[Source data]
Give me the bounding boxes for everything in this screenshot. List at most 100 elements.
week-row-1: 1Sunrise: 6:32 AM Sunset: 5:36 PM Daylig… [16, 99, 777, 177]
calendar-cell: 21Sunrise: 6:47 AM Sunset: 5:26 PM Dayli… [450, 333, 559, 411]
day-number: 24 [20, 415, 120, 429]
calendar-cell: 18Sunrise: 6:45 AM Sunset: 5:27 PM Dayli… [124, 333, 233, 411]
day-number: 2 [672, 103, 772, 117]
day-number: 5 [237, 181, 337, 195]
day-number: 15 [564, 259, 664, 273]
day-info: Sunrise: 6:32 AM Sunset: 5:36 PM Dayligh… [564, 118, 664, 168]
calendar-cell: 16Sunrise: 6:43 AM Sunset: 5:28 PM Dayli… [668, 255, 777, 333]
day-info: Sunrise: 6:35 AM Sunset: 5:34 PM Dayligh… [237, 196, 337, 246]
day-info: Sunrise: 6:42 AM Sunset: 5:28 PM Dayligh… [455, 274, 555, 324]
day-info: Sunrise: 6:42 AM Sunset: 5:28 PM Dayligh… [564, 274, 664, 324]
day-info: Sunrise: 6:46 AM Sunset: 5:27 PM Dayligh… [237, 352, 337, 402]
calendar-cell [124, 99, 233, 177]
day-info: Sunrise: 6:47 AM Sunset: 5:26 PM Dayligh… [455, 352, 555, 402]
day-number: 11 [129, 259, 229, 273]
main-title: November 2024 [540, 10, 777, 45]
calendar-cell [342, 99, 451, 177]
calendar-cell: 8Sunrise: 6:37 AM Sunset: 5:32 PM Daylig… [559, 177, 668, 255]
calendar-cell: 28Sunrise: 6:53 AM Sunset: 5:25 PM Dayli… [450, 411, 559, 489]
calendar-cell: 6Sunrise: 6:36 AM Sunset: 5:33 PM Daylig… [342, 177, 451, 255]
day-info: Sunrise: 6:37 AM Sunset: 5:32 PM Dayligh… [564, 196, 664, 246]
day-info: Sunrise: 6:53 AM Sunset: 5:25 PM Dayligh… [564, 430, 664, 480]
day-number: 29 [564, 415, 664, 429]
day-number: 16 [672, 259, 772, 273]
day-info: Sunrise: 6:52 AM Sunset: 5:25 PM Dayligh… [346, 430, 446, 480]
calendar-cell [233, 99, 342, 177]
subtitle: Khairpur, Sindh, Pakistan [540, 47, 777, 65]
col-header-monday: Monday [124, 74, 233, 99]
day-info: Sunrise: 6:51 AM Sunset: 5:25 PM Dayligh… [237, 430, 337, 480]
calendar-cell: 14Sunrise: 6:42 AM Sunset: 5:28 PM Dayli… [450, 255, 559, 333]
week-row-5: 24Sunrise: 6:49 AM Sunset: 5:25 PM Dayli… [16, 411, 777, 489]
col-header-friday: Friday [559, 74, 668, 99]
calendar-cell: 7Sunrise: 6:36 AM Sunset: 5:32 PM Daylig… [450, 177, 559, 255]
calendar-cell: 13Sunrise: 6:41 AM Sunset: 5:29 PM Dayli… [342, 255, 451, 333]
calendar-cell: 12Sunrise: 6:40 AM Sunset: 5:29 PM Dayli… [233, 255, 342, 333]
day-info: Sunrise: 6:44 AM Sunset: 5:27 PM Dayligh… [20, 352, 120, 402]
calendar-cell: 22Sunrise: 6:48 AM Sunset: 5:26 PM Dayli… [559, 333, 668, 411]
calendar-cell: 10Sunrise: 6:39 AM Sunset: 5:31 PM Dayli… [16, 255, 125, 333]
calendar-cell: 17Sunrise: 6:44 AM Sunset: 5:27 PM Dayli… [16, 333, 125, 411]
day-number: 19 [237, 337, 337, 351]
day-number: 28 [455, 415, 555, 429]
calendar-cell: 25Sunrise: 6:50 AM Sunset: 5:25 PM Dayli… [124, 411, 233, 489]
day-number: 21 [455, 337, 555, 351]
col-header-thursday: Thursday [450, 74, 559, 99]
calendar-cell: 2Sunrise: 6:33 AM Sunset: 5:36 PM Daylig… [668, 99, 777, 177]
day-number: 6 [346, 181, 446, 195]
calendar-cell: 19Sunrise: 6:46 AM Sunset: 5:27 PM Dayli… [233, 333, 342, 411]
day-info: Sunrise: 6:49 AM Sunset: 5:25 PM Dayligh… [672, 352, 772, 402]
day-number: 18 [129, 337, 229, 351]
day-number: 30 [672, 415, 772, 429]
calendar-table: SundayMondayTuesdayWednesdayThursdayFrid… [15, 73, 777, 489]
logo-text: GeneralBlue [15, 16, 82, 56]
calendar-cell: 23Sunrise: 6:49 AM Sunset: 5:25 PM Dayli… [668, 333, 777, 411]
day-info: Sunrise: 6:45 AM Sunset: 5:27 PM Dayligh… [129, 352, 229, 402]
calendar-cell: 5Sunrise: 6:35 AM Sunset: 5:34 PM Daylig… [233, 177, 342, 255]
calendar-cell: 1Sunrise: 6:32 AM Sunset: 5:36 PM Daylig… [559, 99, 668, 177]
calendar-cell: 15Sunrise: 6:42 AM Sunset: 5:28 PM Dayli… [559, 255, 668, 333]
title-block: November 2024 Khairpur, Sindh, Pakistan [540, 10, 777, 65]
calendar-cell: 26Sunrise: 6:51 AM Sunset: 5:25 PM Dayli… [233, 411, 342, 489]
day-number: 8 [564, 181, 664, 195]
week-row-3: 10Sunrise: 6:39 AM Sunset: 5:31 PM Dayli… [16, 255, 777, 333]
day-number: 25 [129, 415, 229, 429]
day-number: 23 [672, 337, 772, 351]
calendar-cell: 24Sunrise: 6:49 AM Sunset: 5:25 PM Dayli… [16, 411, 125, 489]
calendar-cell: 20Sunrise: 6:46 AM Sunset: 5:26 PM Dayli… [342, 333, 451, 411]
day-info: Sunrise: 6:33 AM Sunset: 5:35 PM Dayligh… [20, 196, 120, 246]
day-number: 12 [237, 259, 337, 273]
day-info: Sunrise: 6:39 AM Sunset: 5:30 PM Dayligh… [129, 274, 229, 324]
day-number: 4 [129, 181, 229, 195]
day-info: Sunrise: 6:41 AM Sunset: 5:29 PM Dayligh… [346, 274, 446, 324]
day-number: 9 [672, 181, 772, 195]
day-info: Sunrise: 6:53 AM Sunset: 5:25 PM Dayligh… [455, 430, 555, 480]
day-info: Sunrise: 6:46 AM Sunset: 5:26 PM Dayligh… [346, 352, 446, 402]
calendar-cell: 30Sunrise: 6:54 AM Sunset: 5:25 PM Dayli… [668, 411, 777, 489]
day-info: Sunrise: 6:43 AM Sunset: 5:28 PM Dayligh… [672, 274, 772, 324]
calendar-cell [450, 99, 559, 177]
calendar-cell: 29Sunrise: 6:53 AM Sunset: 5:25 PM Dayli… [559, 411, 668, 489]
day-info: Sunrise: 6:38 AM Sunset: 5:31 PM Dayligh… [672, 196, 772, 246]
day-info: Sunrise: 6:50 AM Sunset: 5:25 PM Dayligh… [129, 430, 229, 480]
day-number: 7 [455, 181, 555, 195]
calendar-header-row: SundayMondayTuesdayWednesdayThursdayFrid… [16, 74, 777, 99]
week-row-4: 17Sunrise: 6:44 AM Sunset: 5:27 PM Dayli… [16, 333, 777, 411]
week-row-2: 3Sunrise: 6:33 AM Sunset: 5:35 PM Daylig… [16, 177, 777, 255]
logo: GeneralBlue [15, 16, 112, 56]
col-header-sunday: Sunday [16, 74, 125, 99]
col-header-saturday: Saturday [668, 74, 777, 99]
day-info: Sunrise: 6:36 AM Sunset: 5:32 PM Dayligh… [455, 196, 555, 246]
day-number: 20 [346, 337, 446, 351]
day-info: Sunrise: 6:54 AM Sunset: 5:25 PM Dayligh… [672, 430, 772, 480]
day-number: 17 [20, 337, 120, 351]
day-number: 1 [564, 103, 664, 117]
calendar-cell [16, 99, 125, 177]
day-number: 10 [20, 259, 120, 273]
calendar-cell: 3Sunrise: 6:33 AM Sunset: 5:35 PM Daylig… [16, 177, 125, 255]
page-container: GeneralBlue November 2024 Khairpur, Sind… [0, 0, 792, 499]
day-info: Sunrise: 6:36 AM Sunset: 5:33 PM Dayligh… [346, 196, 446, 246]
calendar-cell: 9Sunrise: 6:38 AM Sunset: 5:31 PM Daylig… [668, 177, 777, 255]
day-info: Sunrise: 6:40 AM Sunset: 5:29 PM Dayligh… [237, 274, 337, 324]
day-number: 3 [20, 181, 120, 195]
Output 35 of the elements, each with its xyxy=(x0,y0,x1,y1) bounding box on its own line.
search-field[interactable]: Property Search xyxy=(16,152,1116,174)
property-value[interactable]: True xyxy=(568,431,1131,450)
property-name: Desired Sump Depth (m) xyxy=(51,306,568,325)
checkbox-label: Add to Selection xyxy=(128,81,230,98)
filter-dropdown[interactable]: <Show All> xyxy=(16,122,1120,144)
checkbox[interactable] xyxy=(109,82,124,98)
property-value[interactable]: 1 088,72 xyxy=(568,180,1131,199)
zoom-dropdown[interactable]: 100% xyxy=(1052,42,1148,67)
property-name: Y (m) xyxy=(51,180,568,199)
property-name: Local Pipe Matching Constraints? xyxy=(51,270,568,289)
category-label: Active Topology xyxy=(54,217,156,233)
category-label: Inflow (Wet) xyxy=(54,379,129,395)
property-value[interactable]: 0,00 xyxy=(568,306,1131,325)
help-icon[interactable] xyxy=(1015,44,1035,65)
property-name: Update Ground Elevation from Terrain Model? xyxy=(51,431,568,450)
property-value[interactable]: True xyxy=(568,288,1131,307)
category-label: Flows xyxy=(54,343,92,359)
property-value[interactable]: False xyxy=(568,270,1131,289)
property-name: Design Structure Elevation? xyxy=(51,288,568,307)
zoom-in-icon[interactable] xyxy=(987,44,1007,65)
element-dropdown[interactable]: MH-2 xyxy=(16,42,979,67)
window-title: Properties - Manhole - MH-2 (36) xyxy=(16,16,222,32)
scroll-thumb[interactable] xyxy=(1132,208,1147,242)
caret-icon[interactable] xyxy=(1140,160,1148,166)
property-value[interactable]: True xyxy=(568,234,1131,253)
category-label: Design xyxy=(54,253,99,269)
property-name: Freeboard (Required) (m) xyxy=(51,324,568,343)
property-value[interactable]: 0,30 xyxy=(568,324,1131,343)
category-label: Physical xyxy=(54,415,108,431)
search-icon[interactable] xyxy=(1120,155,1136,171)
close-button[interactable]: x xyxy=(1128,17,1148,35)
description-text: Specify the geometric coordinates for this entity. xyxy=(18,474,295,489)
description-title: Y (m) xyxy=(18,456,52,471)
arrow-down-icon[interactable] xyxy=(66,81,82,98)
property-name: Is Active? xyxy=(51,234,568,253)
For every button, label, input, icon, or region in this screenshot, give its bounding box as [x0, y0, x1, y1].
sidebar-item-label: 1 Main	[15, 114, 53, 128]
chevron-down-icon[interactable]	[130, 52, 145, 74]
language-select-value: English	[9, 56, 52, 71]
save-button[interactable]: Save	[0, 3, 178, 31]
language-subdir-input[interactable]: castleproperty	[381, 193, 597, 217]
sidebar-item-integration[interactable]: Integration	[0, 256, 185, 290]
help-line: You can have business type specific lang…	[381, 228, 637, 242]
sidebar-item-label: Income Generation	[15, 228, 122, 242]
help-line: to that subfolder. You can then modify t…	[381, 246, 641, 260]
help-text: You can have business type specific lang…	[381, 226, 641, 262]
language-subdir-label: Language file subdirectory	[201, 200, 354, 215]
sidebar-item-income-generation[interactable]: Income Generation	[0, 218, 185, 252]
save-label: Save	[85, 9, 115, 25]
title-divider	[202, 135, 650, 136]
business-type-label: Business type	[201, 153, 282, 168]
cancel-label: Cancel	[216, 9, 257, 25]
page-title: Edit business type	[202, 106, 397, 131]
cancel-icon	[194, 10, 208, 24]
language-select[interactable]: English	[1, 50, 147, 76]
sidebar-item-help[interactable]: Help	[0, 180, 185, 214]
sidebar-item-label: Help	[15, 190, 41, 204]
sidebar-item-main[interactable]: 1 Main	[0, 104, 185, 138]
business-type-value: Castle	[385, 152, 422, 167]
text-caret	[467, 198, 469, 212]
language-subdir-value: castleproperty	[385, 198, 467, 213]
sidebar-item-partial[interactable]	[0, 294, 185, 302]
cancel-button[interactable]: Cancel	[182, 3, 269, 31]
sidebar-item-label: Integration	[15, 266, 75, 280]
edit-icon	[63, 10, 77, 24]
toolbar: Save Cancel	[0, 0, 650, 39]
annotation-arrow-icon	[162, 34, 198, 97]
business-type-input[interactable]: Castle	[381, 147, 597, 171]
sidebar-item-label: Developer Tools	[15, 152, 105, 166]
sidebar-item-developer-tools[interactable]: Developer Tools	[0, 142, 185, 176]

What this task involves: Reproduce the lines from the first one up to and including the line containing "274, 555, 324]", swapping "day-number" for "date-label" and leaving everything else unchanged.

Task solution:
Give me the bounding boxes for everything in this screenshot. List at most 100 elements.
week-row-1: 1Sunrise: 6:32 AM Sunset: 5:36 PM Daylig… [16, 99, 777, 177]
calendar-cell: 21Sunrise: 6:47 AM Sunset: 5:26 PM Dayli… [450, 333, 559, 411]
date-label: 24 [20, 415, 120, 429]
calendar-cell: 18Sunrise: 6:45 AM Sunset: 5:27 PM Dayli… [124, 333, 233, 411]
date-label: 2 [672, 103, 772, 117]
date-label: 5 [237, 181, 337, 195]
date-label: 15 [564, 259, 664, 273]
day-info: Sunrise: 6:32 AM Sunset: 5:36 PM Dayligh… [564, 118, 664, 168]
calendar-cell: 16Sunrise: 6:43 AM Sunset: 5:28 PM Dayli… [668, 255, 777, 333]
day-info: Sunrise: 6:35 AM Sunset: 5:34 PM Dayligh… [237, 196, 337, 246]
day-info: Sunrise: 6:42 AM Sunset: 5:28 PM Dayligh… [455, 274, 555, 324]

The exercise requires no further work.